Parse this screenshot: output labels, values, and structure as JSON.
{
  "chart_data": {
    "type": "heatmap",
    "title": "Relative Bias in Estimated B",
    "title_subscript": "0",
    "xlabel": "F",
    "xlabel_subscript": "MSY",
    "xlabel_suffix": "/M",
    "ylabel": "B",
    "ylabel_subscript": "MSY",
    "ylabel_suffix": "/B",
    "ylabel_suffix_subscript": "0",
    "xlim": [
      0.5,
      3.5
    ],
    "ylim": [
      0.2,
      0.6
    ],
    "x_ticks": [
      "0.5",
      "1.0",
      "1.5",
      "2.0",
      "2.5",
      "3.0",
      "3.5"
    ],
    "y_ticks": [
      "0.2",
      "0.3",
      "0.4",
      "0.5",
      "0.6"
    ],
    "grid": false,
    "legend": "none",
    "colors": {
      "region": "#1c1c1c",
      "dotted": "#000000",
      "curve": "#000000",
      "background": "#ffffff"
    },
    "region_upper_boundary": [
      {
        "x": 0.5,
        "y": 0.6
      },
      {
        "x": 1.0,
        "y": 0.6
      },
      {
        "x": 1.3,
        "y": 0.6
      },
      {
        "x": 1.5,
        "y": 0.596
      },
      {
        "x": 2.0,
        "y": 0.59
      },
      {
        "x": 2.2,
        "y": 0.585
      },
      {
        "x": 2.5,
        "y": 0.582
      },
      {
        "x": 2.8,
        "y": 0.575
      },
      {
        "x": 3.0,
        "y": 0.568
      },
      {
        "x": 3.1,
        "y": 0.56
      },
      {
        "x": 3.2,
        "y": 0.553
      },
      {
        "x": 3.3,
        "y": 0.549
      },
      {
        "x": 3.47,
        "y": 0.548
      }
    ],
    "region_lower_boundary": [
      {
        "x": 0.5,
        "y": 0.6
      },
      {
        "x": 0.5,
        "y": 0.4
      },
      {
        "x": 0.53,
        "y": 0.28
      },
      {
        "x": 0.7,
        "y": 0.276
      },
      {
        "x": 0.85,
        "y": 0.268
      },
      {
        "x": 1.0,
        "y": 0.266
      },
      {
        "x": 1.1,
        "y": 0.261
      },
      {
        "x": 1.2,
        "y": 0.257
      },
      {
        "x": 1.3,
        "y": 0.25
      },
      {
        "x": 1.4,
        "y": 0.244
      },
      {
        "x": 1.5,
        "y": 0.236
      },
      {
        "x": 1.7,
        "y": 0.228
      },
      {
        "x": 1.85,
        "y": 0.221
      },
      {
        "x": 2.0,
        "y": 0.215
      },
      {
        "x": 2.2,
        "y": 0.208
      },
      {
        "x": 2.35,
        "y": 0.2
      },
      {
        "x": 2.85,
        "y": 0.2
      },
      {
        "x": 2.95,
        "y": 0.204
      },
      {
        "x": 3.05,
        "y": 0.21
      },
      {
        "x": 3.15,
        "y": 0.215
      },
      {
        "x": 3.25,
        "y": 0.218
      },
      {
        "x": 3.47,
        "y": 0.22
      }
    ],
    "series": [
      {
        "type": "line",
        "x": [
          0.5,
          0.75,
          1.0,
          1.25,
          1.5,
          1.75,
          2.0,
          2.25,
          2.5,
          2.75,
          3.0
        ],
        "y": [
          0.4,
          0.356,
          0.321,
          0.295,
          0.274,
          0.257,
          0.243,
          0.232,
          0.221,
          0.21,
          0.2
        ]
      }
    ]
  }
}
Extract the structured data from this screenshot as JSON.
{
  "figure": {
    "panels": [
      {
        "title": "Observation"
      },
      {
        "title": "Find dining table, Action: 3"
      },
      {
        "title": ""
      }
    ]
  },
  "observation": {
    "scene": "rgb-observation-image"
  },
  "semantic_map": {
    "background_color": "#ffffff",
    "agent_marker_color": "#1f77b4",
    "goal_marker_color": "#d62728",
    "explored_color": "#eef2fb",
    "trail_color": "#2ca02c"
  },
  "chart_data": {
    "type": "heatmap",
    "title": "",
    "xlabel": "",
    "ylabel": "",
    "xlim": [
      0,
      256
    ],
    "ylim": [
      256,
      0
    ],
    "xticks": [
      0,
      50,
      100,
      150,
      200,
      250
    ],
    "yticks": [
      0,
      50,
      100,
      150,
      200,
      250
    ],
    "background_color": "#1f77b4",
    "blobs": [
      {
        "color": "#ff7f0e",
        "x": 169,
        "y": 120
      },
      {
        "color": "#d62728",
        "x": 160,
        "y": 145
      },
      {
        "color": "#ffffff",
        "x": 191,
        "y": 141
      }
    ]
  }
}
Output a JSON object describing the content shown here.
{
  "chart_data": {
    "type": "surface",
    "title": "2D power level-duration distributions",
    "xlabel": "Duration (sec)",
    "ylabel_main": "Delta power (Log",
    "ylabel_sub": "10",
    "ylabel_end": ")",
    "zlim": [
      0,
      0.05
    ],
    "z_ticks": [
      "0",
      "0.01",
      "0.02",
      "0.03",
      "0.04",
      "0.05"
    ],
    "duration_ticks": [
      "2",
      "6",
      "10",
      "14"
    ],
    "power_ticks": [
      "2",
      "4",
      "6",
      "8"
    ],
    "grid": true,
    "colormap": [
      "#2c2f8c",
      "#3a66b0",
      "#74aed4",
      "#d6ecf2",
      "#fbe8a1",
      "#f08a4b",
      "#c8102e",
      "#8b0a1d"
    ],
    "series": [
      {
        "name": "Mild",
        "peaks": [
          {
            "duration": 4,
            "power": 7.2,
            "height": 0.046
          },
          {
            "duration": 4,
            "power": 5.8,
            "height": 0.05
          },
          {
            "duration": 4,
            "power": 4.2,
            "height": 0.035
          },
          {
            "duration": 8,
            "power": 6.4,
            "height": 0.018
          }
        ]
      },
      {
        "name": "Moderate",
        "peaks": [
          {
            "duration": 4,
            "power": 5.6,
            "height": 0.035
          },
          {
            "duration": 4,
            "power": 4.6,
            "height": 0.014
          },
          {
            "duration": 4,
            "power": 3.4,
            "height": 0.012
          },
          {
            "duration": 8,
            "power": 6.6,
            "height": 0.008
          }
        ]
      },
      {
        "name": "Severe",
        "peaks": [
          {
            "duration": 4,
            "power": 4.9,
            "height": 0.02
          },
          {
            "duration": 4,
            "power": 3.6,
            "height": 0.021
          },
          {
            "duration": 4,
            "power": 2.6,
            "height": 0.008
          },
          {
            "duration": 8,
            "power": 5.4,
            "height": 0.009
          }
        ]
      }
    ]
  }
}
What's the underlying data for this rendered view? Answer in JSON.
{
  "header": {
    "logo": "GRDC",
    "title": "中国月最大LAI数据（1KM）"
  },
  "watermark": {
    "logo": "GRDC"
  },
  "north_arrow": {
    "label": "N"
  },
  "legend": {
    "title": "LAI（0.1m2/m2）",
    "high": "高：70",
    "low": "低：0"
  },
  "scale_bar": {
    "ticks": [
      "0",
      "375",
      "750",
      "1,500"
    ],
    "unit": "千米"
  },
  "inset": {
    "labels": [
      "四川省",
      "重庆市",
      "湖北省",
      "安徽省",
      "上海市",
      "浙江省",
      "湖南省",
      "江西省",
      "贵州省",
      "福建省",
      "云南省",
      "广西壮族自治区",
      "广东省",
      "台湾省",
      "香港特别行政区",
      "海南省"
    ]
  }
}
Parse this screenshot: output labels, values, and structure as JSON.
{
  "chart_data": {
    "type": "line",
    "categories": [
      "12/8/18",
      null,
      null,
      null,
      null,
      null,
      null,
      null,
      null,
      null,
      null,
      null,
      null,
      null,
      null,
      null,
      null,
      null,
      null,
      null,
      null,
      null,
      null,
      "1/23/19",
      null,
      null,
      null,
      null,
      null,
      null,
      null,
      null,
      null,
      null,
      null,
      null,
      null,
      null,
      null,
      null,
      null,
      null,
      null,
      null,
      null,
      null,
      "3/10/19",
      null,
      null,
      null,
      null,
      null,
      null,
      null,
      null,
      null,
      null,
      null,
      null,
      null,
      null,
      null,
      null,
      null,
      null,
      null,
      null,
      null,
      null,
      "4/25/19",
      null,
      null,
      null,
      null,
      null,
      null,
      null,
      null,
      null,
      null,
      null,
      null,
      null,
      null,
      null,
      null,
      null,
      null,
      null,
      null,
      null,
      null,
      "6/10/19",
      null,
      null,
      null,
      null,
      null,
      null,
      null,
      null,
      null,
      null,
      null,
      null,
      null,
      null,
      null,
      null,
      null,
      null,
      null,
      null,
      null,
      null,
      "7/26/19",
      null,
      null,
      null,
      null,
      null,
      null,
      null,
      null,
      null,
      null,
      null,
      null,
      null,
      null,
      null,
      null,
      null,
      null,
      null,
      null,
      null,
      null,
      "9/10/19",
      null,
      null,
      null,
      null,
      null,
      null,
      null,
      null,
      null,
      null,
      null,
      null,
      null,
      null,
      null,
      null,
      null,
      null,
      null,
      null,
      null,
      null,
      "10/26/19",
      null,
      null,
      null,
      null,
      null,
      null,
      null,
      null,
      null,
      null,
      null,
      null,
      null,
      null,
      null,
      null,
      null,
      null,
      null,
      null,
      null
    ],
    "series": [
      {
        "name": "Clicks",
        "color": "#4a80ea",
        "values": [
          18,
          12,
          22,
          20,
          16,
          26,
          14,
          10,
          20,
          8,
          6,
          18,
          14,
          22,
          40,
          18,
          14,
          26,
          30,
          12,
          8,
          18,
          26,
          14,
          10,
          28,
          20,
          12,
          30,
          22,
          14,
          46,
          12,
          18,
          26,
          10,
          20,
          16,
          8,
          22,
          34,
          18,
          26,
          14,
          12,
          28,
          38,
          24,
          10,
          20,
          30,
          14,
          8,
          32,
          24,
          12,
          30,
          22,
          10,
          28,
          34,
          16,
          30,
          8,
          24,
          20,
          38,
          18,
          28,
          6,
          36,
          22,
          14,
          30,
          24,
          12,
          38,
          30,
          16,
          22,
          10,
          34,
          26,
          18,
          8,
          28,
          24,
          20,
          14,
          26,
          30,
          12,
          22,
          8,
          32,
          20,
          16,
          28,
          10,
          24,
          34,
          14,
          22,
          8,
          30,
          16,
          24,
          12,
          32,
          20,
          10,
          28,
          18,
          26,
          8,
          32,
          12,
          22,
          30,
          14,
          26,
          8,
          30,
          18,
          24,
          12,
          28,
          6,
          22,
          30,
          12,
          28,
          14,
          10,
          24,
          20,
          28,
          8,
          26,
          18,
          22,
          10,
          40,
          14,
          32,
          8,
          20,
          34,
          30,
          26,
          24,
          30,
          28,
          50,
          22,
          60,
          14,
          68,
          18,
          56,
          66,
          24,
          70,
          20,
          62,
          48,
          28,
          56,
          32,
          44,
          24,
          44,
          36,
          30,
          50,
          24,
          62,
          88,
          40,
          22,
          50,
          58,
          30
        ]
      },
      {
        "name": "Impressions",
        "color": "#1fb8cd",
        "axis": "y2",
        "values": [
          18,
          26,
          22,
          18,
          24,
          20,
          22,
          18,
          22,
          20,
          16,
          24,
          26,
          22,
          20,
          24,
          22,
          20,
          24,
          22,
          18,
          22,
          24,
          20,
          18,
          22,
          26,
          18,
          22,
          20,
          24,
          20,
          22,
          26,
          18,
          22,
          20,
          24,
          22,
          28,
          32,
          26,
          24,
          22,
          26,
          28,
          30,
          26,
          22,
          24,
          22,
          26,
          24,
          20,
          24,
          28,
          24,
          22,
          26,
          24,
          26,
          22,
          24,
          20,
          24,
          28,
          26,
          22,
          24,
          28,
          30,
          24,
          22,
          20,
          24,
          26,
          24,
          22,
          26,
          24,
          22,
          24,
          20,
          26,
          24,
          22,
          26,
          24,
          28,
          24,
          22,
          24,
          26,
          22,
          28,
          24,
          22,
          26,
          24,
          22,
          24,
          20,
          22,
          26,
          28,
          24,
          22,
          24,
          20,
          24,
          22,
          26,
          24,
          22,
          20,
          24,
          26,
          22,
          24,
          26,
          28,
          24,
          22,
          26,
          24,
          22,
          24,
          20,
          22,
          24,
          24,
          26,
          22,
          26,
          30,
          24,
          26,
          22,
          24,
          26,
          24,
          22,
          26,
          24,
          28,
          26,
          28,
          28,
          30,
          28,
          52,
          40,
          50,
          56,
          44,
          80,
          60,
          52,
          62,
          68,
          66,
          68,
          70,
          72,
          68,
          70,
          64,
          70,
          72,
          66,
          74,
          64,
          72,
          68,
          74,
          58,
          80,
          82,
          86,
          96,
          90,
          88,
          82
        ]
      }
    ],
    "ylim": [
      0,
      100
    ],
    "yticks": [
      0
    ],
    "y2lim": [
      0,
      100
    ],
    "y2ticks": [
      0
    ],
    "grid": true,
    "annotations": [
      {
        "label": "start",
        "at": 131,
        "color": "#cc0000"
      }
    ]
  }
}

Aim: Pull out each line of the records holding the string "JSON".

Exercise solution:
Parse this screenshot: output labels, values, and structure as JSON.
Extract the structured data from this screenshot as JSON.
Output a JSON object describing the content shown here.
What's the underlying data for this rendered view? Answer in JSON.
Parse this screenshot: output labels, values, and structure as JSON.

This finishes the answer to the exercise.